Texto fornecido:

|---|

Samba dos Índios comemora 85 anos de uma tradição que atravessa gerações em Cairu

Entre o som dos atabaques, o calor da fogueira e a força das tradições populares, Cairu viveu, neste último fim de semana, mais uma emocionante edição do Samba dos Índios, uma das mais autênticas expressões culturais do município-arquipélago. Este ano a celebração ganhou um significado ainda mais especial ao marcar os 85 anos da história dos caboclos Jupy e Necy, reunindo moradores e visitantes em um grande encontro de fé, ancestralidade e valorização das raízes culturais. Com o apoio da Prefeitura de Cairu, através da Secretaria da Cultura, a festa marcou a preservação deste rico patrimônio imaterial.

A tradição nasceu em 1941, quando o senhor Manoel Marques Ribeiro encontrou, na Fonte do Sul, as imagens em pedra-sabão de Jupy e Necy, após um sonho que se transformou em um dos maiores legados culturais de Cairu. Desde então, a celebração mantém vivos rituais, como a fogueira acesa por três dias, a partilha da feijoada e da dobradinha, o simbólico batismo dos estreantes com o tradicional “sangue dos índios” (preparado com aguardente e casca de jatobá) e o samba que une a comunidade em torno da memória e da identidade cairuense.

Atualmente conduzida por Hebert Suzart, escolhido pelo próprio Manoel Ribeiro para dar continuidade à missão, a festa segue renovando o orgulho e preservando suas origens ancestrais.

|---|

Sobre a tarefa: Resuma em duas frases o texto sobre o Samba dos Índios.

Entradas de origem
|---|

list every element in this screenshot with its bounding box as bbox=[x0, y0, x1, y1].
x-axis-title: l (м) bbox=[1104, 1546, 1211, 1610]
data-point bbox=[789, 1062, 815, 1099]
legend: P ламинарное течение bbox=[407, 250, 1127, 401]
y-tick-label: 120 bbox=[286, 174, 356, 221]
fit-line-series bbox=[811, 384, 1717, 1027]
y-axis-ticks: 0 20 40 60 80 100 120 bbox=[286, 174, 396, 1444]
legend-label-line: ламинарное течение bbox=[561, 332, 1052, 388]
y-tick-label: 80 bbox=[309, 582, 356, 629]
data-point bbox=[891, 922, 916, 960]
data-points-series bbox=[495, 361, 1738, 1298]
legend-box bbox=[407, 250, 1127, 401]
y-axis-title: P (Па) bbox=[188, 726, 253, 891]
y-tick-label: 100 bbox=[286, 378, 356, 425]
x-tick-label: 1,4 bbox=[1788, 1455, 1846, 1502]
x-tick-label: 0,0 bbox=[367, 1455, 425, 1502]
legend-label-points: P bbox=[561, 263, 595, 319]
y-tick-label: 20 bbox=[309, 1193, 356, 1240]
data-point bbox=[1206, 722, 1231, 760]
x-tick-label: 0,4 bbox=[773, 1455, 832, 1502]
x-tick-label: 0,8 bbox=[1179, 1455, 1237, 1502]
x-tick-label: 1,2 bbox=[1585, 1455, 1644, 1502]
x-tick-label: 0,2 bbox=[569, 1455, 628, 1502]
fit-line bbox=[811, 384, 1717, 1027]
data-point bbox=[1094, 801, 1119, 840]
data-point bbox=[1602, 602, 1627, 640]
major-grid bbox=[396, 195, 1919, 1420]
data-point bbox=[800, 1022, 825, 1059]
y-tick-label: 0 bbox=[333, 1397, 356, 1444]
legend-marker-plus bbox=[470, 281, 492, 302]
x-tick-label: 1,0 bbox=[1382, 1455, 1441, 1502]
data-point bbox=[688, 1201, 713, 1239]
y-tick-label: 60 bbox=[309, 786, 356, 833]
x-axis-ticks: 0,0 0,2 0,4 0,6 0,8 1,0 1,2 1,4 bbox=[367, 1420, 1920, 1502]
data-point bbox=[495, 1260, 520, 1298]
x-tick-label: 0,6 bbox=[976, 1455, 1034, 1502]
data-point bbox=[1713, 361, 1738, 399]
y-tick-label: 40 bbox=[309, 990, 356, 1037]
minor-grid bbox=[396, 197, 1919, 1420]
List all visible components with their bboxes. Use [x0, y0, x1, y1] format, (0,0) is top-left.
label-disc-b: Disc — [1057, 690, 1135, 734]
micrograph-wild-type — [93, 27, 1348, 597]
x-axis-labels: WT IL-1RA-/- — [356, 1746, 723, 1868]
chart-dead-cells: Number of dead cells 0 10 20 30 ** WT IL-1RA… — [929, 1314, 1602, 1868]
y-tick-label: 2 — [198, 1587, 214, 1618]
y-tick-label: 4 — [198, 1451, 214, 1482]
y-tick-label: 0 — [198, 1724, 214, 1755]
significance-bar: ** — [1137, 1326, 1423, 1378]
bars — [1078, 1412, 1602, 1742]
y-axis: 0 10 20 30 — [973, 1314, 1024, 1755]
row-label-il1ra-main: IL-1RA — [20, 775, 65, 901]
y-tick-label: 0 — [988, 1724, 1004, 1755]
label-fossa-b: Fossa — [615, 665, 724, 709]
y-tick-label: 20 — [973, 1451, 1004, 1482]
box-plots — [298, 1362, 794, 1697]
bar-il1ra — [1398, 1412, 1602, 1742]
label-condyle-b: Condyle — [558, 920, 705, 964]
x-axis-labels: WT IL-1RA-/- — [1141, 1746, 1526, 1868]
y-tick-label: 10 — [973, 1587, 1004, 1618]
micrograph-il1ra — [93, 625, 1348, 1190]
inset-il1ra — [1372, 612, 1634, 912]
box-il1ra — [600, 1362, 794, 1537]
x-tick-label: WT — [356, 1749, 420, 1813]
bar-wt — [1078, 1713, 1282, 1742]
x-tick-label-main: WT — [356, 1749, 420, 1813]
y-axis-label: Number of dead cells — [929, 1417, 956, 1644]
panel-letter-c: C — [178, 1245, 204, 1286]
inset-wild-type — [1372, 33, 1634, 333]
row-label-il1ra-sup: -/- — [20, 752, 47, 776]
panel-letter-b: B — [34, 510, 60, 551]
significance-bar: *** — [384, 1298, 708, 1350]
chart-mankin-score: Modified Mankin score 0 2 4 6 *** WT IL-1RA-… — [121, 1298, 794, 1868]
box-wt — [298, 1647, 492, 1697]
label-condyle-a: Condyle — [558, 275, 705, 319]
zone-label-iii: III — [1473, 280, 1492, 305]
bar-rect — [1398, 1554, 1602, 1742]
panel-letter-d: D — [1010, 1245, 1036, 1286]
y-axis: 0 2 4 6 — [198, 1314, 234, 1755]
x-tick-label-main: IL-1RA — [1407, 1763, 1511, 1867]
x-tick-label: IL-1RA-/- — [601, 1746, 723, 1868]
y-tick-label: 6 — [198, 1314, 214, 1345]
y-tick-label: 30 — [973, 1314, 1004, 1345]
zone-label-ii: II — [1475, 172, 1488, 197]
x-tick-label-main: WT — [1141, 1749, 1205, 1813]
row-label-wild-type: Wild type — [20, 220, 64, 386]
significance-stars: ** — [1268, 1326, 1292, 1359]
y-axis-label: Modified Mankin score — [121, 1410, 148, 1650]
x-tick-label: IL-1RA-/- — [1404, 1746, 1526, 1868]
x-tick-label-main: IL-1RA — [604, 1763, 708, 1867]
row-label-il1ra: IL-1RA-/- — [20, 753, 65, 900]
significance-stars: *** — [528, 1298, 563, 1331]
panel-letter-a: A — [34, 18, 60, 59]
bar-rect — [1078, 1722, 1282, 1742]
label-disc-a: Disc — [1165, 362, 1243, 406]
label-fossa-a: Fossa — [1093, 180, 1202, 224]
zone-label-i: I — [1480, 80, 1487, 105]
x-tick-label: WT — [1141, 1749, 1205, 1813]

|---|

Resposta do exercício: Neste último fim de semana, o Samba dos Índios, em Cairu, celebrou os 85 anos da história dos caboclos Jupy e Necy, com apoio da Prefeitura de Cairu por meio da Secretaria da Cultura. A tradição nasceu em 1941, quando Manoel Marques Ribeiro encontrou na Fonte do Sul as imagens em pedra-sabão de Jupy e Necy, e hoje a festa é conduzida por Hebert Suzart.